____ Source material

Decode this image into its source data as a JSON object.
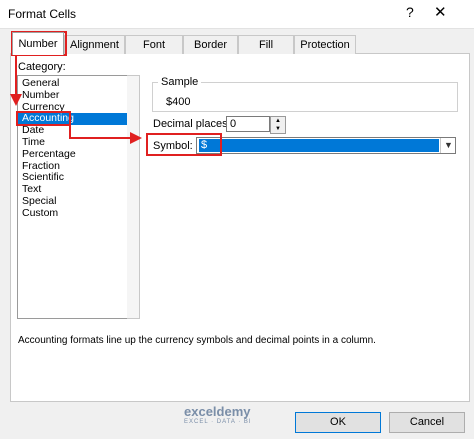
{
  "window": {
    "title": "Format Cells",
    "help_glyph": "?",
    "close_glyph": "✕"
  },
  "tabs": [
    {
      "label": "Number"
    },
    {
      "label": "Alignment"
    },
    {
      "label": "Font"
    },
    {
      "label": "Border"
    },
    {
      "label": "Fill"
    },
    {
      "label": "Protection"
    }
  ],
  "category": {
    "label": "Category:",
    "items": [
      "General",
      "Number",
      "Currency",
      "Accounting",
      "Date",
      "Time",
      "Percentage",
      "Fraction",
      "Scientific",
      "Text",
      "Special",
      "Custom"
    ],
    "selected": "Accounting"
  },
  "sample": {
    "label": "Sample",
    "value": "$400"
  },
  "decimal_places": {
    "label": "Decimal places:",
    "value": "0"
  },
  "symbol": {
    "label": "Symbol:",
    "value": "$"
  },
  "description": "Accounting formats line up the currency symbols and decimal points in a column.",
  "buttons": {
    "ok": "OK",
    "cancel": "Cancel"
  },
  "watermark": {
    "name": "exceldemy",
    "tagline": "EXCEL · DATA · BI"
  },
  "colors": {
    "selection": "#0078d7",
    "annotation": "#e02020"
  }
}
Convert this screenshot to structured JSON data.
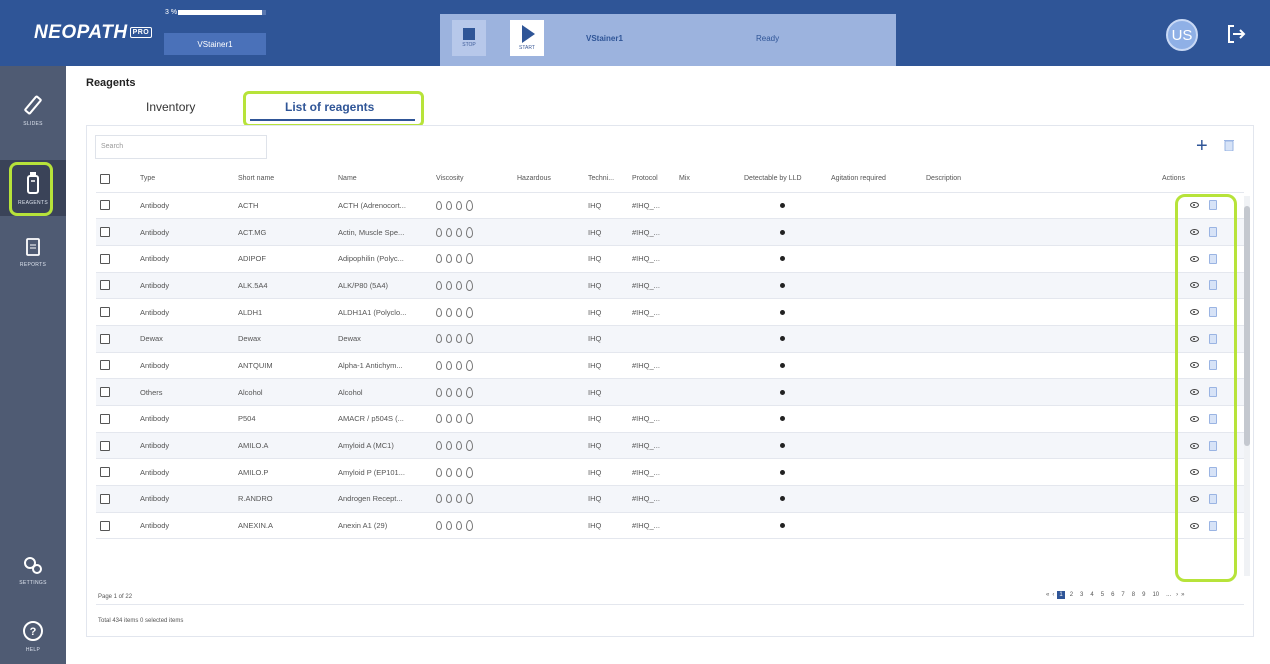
{
  "app": {
    "logo": "NEOPATH",
    "logo_badge": "PRO",
    "progress_label": "3 %",
    "progress_fraction": 0.95,
    "stainer_tab": "VStainer1"
  },
  "controls": {
    "stop_label": "STOP",
    "start_label": "START",
    "stainer_name": "VStainer1",
    "status": "Ready"
  },
  "user": {
    "initials": "US"
  },
  "sidebar": {
    "items": [
      {
        "label": "SLIDES",
        "icon": "slide-icon"
      },
      {
        "label": "REAGENTS",
        "icon": "reagent-bottle-icon",
        "active": true
      },
      {
        "label": "REPORTS",
        "icon": "report-icon"
      },
      {
        "label": "SETTINGS",
        "icon": "gears-icon"
      },
      {
        "label": "HELP",
        "icon": "help-icon"
      }
    ]
  },
  "page": {
    "title": "Reagents",
    "tabs": [
      "Inventory",
      "List of reagents"
    ],
    "search_placeholder": "Search"
  },
  "table": {
    "columns": [
      "Type",
      "Short name",
      "Name",
      "Viscosity",
      "Hazardous",
      "Techni...",
      "Protocol",
      "Mix",
      "Detectable by LLD",
      "Agitation required",
      "Description",
      "Actions"
    ],
    "rows": [
      {
        "type": "Antibody",
        "short": "ACTH",
        "name": "ACTH (Adrenocort...",
        "tech": "IHQ",
        "protocol": "#IHQ_..."
      },
      {
        "type": "Antibody",
        "short": "ACT.MG",
        "name": "Actin, Muscle Spe...",
        "tech": "IHQ",
        "protocol": "#IHQ_..."
      },
      {
        "type": "Antibody",
        "short": "ADIPOF",
        "name": "Adipophilin (Polyc...",
        "tech": "IHQ",
        "protocol": "#IHQ_..."
      },
      {
        "type": "Antibody",
        "short": "ALK.5A4",
        "name": "ALK/P80 (5A4)",
        "tech": "IHQ",
        "protocol": "#IHQ_..."
      },
      {
        "type": "Antibody",
        "short": "ALDH1",
        "name": "ALDH1A1 (Polyclo...",
        "tech": "IHQ",
        "protocol": "#IHQ_..."
      },
      {
        "type": "Dewax",
        "short": "Dewax",
        "name": "Dewax",
        "tech": "IHQ",
        "protocol": ""
      },
      {
        "type": "Antibody",
        "short": "ANTQUIM",
        "name": "Alpha-1 Antichym...",
        "tech": "IHQ",
        "protocol": "#IHQ_..."
      },
      {
        "type": "Others",
        "short": "Alcohol",
        "name": "Alcohol",
        "tech": "IHQ",
        "protocol": ""
      },
      {
        "type": "Antibody",
        "short": "P504",
        "name": "AMACR / p504S (...",
        "tech": "IHQ",
        "protocol": "#IHQ_..."
      },
      {
        "type": "Antibody",
        "short": "AMILO.A",
        "name": "Amyloid A (MC1)",
        "tech": "IHQ",
        "protocol": "#IHQ_..."
      },
      {
        "type": "Antibody",
        "short": "AMILO.P",
        "name": "Amyloid P (EP101...",
        "tech": "IHQ",
        "protocol": "#IHQ_..."
      },
      {
        "type": "Antibody",
        "short": "R.ANDRO",
        "name": "Androgen Recept...",
        "tech": "IHQ",
        "protocol": "#IHQ_..."
      },
      {
        "type": "Antibody",
        "short": "ANEXIN.A",
        "name": "Anexin A1 (29)",
        "tech": "IHQ",
        "protocol": "#IHQ_..."
      }
    ]
  },
  "footer": {
    "page_info": "Page 1 of 22",
    "total_info": "Total 434 items   0 selected items",
    "pages": [
      "1",
      "2",
      "3",
      "4",
      "5",
      "6",
      "7",
      "8",
      "9",
      "10",
      "..."
    ]
  }
}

________

Problem requirements
All lines in the entries above that hold the word "selected" need to be copied.

Solution for this exercise
    "selected": "Accounting"
    "total_info": "Total 434 items   0 selected items",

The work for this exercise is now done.